▸ MATERIAL FOR THIS TASK

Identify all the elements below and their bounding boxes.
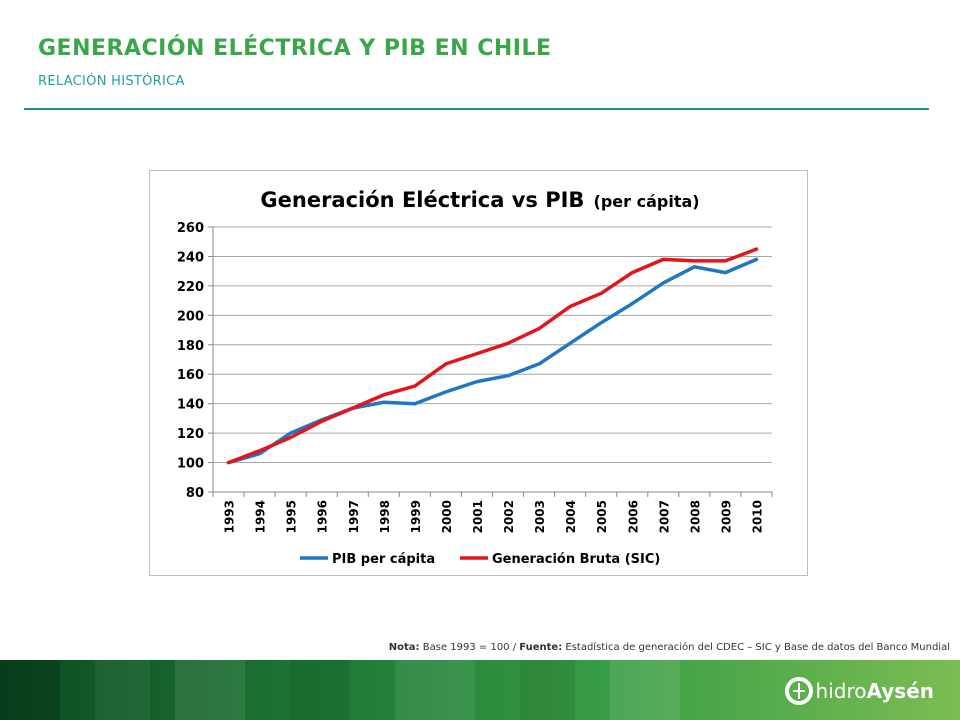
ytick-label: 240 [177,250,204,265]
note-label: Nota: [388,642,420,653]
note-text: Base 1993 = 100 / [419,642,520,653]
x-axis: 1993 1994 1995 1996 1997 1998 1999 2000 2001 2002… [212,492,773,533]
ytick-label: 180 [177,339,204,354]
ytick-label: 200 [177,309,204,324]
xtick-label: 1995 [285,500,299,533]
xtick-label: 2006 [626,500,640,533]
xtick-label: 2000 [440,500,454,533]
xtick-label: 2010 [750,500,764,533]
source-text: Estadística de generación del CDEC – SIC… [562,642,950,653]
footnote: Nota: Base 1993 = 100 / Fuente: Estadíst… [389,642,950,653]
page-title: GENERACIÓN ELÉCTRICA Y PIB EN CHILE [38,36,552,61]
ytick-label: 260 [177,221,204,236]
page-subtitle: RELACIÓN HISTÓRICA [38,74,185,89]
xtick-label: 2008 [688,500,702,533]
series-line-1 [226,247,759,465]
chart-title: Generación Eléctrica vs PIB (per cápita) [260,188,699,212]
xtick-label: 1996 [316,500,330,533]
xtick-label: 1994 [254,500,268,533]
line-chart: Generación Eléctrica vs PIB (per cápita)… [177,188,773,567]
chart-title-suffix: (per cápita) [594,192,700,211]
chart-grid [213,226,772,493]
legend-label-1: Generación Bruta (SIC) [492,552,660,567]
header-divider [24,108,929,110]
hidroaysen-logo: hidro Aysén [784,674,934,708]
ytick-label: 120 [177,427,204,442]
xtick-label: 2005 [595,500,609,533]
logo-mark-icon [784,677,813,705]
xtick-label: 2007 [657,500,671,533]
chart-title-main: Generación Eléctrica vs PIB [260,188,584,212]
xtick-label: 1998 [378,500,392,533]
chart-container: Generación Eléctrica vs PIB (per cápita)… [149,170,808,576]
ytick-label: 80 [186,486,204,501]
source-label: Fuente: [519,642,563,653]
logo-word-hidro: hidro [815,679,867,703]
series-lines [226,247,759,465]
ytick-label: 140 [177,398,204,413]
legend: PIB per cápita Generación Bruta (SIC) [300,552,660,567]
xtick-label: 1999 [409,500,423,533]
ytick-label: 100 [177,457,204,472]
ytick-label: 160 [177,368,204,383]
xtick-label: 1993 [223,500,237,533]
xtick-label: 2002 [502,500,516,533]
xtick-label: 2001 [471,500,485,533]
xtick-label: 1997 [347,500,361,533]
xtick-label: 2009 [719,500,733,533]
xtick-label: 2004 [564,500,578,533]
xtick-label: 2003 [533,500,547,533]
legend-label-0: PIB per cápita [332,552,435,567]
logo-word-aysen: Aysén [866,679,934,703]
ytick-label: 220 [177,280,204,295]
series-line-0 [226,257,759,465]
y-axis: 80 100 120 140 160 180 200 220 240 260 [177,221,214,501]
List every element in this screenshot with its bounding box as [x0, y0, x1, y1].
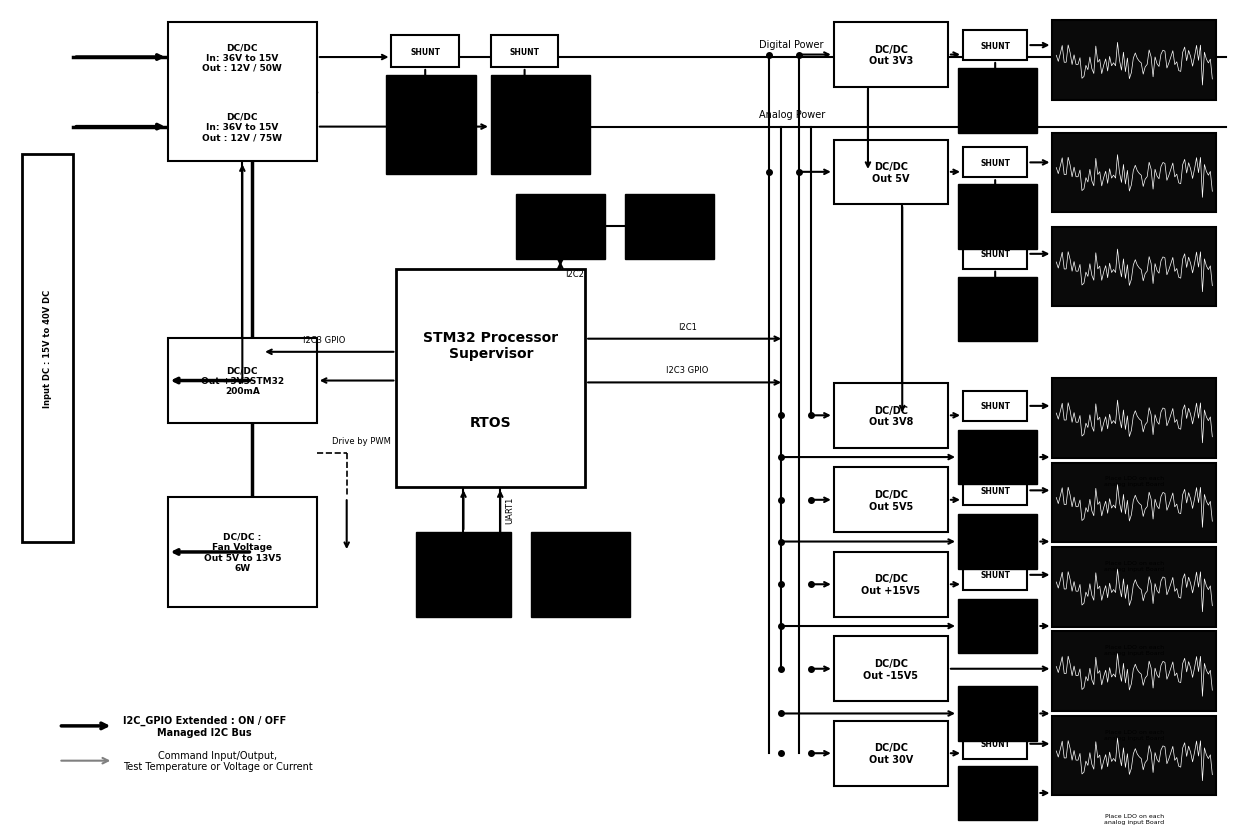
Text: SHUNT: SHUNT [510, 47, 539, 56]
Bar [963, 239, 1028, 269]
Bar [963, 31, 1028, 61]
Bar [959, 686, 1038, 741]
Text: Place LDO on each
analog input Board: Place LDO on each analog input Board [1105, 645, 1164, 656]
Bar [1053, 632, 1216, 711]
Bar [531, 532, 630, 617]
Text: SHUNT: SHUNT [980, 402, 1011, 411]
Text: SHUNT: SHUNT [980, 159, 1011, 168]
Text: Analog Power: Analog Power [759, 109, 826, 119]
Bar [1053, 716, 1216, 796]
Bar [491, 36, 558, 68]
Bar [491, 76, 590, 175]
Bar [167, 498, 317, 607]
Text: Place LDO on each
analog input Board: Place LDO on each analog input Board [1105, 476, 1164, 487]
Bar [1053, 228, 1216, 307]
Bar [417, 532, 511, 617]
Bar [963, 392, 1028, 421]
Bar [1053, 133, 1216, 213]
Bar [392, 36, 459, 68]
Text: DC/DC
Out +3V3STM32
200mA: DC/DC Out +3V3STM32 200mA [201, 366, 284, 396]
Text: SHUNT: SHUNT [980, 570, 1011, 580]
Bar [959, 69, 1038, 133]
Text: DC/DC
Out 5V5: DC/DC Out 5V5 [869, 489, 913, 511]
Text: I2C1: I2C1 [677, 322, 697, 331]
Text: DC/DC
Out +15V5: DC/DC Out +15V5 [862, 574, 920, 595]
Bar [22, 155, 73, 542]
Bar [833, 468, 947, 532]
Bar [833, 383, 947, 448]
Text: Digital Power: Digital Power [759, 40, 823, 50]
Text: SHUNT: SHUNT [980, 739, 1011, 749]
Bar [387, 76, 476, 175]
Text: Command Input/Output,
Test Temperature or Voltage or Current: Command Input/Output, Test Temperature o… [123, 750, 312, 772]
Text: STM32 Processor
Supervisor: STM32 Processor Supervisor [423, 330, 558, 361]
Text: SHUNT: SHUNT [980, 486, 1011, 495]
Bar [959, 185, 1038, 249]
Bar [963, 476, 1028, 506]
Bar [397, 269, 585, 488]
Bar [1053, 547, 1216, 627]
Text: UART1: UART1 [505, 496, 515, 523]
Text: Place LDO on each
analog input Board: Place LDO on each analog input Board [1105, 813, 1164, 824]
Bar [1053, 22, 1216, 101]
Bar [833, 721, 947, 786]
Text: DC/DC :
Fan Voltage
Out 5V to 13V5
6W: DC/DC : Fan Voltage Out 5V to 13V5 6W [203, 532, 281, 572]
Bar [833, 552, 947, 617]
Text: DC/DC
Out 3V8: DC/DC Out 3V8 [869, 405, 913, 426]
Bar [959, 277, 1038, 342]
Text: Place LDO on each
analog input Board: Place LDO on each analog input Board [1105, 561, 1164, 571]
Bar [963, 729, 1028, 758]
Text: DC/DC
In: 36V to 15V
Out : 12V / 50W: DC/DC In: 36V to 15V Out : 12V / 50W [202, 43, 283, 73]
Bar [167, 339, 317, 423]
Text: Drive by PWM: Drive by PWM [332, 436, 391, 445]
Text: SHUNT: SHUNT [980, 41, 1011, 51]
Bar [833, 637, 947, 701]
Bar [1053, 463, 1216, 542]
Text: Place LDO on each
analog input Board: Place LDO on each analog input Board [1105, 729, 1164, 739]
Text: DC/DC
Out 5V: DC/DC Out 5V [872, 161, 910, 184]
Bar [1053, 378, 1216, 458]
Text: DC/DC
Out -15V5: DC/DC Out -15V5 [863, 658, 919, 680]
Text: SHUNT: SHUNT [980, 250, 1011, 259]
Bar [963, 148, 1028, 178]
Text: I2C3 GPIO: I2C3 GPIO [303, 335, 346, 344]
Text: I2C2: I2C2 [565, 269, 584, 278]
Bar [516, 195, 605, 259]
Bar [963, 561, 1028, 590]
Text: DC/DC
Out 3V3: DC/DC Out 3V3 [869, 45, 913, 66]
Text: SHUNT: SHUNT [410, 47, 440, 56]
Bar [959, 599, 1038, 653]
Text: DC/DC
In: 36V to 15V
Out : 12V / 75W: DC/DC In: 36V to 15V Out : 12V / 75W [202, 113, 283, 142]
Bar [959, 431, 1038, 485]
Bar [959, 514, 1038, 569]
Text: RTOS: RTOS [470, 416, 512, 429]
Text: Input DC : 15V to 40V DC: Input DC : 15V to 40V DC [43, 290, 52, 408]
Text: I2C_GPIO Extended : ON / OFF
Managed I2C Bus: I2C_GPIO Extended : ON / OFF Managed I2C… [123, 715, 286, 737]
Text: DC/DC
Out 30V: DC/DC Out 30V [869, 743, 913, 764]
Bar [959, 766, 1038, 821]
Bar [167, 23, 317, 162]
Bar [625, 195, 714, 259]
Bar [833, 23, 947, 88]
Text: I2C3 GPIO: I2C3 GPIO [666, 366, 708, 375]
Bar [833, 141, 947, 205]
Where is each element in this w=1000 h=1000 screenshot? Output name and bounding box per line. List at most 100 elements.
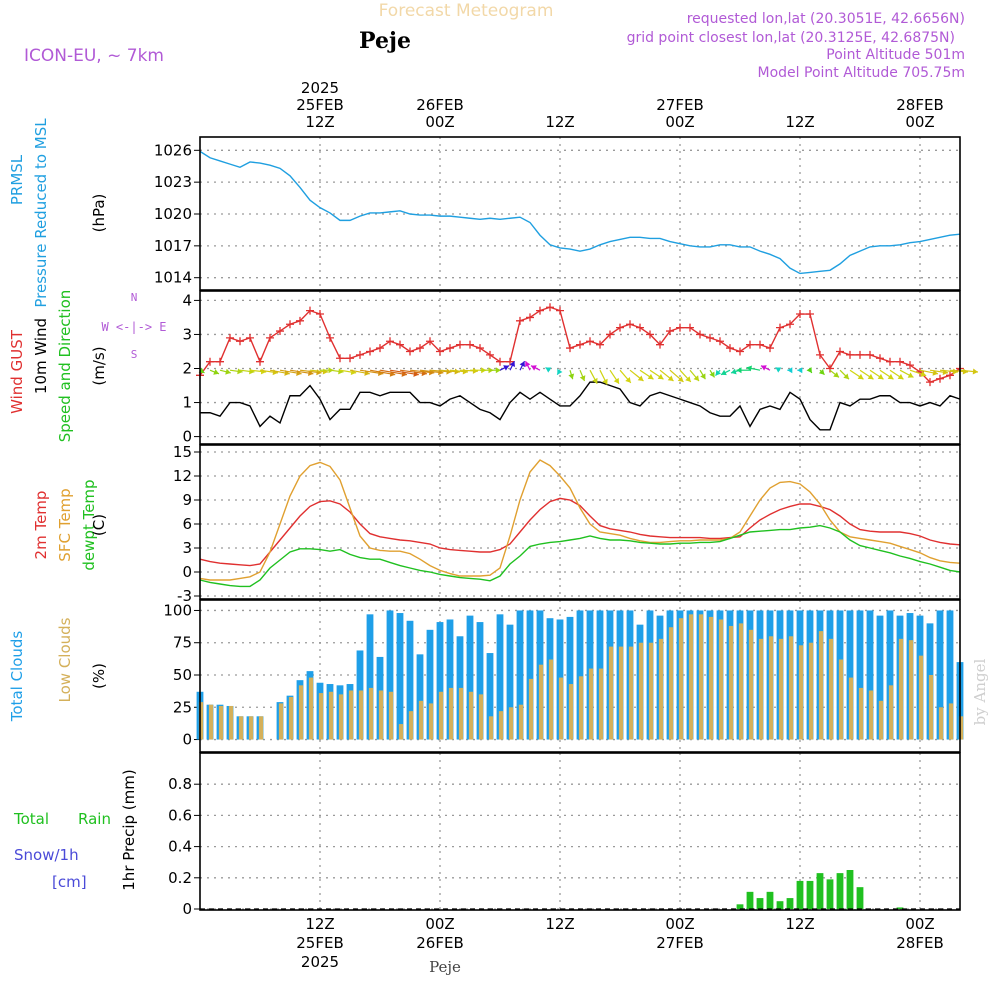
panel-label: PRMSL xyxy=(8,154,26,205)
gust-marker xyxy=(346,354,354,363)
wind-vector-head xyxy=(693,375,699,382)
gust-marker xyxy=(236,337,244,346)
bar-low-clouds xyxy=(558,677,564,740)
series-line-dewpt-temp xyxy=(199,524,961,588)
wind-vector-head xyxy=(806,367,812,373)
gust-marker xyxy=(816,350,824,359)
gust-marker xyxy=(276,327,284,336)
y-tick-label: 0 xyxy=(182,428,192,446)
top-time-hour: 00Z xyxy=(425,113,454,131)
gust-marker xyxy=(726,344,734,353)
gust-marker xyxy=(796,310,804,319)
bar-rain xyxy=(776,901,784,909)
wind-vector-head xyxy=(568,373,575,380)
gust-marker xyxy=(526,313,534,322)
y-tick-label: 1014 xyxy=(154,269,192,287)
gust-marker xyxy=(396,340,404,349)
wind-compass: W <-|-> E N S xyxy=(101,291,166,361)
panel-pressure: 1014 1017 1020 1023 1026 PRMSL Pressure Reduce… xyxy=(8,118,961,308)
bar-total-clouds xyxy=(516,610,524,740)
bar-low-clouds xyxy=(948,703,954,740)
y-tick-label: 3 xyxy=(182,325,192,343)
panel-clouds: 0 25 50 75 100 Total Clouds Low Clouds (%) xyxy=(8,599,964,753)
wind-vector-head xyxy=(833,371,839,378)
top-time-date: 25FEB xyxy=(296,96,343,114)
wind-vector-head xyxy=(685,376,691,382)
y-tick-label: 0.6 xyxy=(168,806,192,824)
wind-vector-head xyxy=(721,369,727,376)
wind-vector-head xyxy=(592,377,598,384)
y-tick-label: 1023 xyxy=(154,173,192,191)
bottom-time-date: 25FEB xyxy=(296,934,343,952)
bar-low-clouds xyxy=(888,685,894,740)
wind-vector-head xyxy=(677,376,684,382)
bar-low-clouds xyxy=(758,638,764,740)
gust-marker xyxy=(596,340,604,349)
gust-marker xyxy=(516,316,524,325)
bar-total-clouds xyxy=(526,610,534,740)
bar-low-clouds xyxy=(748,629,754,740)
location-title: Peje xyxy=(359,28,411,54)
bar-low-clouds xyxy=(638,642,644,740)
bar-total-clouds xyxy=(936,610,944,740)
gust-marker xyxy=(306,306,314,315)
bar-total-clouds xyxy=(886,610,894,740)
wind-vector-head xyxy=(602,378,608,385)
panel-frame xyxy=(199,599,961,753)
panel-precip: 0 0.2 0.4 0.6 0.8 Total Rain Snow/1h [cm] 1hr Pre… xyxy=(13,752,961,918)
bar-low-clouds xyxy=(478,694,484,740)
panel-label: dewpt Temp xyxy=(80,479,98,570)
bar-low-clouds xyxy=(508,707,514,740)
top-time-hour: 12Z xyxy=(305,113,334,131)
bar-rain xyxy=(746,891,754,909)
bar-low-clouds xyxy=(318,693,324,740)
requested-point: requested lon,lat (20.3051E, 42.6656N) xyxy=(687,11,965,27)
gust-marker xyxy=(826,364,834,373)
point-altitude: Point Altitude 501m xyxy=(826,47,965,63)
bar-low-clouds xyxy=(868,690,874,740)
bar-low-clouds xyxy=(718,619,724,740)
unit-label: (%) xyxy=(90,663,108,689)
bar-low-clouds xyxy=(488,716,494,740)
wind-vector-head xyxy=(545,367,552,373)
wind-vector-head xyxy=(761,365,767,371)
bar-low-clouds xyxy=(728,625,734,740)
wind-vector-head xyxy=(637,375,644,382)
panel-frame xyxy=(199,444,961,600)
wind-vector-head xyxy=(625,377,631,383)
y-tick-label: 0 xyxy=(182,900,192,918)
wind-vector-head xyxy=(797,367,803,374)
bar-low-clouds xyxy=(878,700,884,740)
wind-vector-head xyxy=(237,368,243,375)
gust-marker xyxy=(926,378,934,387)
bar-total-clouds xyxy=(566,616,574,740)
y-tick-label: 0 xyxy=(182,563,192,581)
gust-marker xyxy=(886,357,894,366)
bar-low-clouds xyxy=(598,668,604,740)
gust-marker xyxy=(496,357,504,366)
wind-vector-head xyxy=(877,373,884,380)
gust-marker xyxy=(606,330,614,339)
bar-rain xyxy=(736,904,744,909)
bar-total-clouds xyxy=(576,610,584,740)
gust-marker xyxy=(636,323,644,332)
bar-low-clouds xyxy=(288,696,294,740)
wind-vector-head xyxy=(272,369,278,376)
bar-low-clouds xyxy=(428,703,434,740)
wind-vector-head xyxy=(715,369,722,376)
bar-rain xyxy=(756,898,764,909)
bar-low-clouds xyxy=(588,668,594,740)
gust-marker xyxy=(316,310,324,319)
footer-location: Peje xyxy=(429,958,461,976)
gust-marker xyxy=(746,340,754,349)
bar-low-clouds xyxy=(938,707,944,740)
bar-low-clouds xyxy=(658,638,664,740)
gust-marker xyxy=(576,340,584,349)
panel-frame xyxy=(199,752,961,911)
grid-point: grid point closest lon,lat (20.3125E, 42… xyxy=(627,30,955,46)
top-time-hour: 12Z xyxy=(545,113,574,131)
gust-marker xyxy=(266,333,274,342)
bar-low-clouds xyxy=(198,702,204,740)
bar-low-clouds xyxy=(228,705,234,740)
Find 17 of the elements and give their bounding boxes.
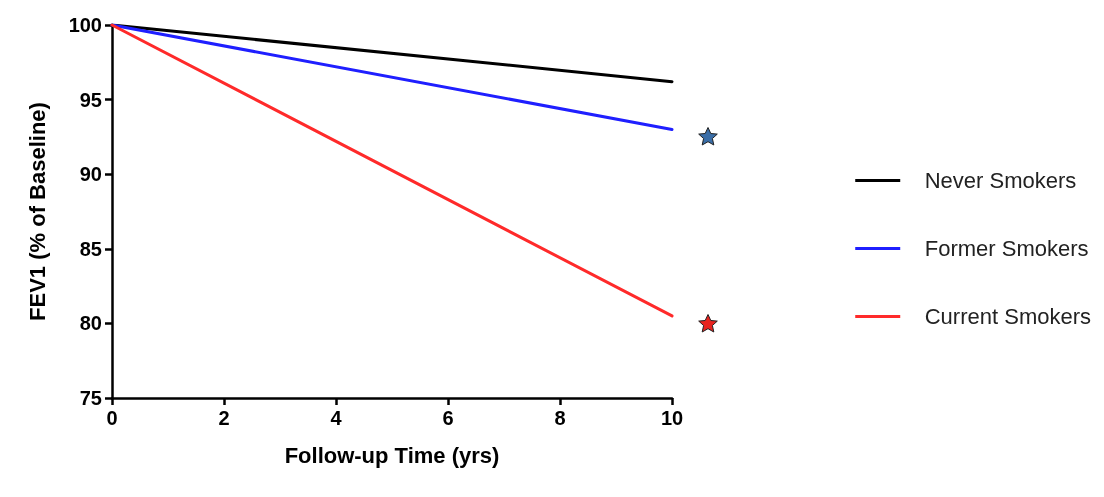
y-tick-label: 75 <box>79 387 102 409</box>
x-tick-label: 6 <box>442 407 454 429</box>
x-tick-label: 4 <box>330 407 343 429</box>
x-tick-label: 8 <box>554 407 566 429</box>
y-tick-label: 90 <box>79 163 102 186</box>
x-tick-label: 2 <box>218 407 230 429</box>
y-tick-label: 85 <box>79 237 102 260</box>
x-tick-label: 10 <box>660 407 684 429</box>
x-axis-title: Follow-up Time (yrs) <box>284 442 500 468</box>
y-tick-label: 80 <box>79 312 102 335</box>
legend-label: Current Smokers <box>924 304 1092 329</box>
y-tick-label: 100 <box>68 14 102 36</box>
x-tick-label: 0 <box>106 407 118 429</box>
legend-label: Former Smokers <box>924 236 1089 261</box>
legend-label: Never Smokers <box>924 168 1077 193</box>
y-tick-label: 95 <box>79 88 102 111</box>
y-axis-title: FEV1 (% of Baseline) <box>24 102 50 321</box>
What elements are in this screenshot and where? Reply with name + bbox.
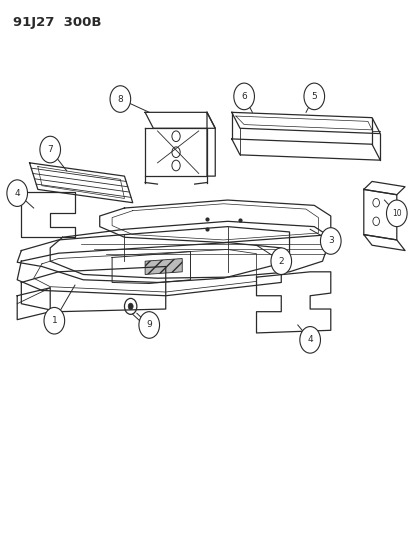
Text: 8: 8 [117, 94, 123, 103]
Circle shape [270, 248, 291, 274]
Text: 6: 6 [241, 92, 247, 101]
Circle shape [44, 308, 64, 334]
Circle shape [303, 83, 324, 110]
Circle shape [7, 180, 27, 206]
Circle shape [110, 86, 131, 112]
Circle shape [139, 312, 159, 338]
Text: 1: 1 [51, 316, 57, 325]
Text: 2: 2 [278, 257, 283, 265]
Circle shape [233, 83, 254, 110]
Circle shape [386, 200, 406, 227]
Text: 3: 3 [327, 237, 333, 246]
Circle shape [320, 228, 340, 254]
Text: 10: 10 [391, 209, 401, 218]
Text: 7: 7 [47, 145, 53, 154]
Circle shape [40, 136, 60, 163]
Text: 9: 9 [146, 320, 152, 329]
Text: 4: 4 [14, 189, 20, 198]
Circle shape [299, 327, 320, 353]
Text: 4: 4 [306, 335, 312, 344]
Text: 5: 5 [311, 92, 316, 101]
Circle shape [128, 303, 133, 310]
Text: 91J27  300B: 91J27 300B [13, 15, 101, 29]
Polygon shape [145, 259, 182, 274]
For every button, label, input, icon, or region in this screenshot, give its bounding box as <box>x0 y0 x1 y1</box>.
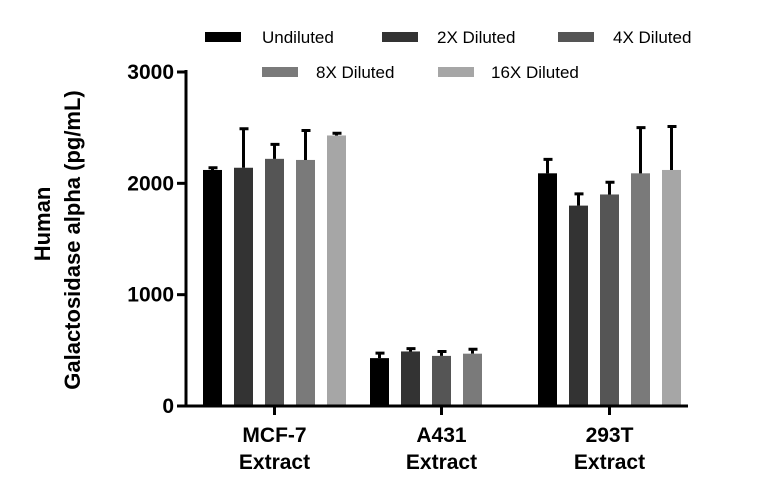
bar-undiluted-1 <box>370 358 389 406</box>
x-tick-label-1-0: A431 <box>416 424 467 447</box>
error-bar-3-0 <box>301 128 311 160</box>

▸ TASK REQUIREMENTS
Transcribe the lines starting with the line that contains "ytick-label: 240 [177,250,204,265]" and going on through the line that contains "xtick-label: 1995 [285,500,299,533]", both included.

▸ EXERCISE ANSWER
ytick-label: 240 [177,250,204,265]
note-label: Nota: [388,642,420,653]
note-text: Base 1993 = 100 / [419,642,520,653]
x-axis: 1993 1994 1995 1996 1997 1998 1999 2000 2001 2002… [212,492,773,533]
ytick-label: 180 [177,339,204,354]
ytick-label: 200 [177,309,204,324]
xtick-label: 1995 [285,500,299,533]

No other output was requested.